• GIVEN EXERCISE
Print every entry word for word, but omit the pictures.
◇ ◇ ◇ ◇
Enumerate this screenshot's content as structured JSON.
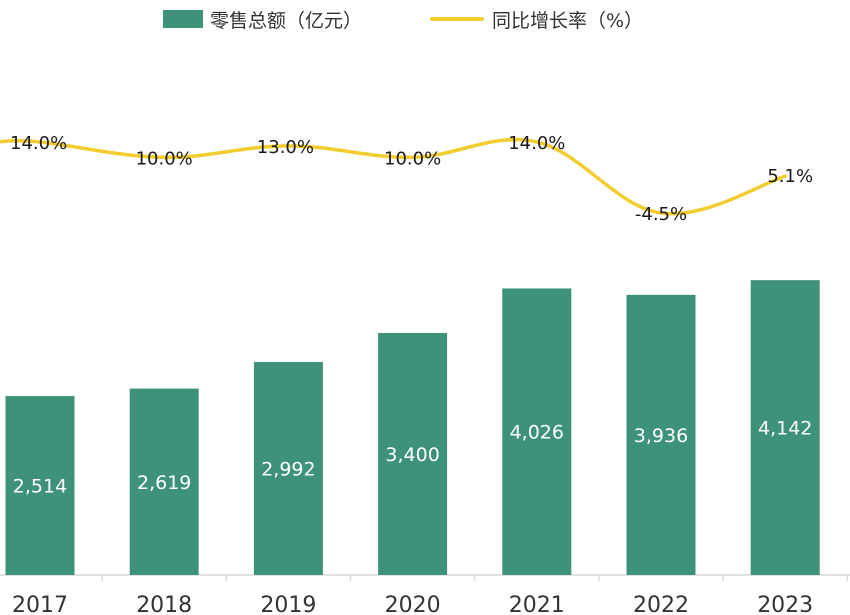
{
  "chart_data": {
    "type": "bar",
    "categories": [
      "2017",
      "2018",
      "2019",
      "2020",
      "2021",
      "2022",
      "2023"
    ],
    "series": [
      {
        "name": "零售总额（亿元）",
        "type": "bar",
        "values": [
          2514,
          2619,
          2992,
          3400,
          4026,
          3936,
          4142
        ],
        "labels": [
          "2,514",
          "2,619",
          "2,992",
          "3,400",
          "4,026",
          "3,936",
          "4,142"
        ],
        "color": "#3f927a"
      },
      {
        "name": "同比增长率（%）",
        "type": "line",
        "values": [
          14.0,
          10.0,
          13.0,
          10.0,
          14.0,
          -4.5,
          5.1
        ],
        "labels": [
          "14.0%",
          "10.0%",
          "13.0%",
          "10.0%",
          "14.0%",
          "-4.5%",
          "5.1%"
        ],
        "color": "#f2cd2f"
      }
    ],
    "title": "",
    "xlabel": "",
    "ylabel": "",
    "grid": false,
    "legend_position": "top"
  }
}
◇ ◇ ◇ ◇
• TASK ANSWER
Enumerate this screenshot's content as structured JSON.
{
  "chart_data": {
    "type": "bar",
    "categories": [
      "2017",
      "2018",
      "2019",
      "2020",
      "2021",
      "2022",
      "2023"
    ],
    "series": [
      {
        "name": "零售总额（亿元）",
        "type": "bar",
        "values": [
          2514,
          2619,
          2992,
          3400,
          4026,
          3936,
          4142
        ],
        "labels": [
          "2,514",
          "2,619",
          "2,992",
          "3,400",
          "4,026",
          "3,936",
          "4,142"
        ],
        "color": "#3f927a"
      },
      {
        "name": "同比增长率（%）",
        "type": "line",
        "values": [
          14.0,
          10.0,
          13.0,
          10.0,
          14.0,
          -4.5,
          5.1
        ],
        "labels": [
          "14.0%",
          "10.0%",
          "13.0%",
          "10.0%",
          "14.0%",
          "-4.5%",
          "5.1%"
        ],
        "color": "#f2cd2f"
      }
    ],
    "title": "",
    "xlabel": "",
    "ylabel": "",
    "grid": false,
    "legend_position": "top"
  }
}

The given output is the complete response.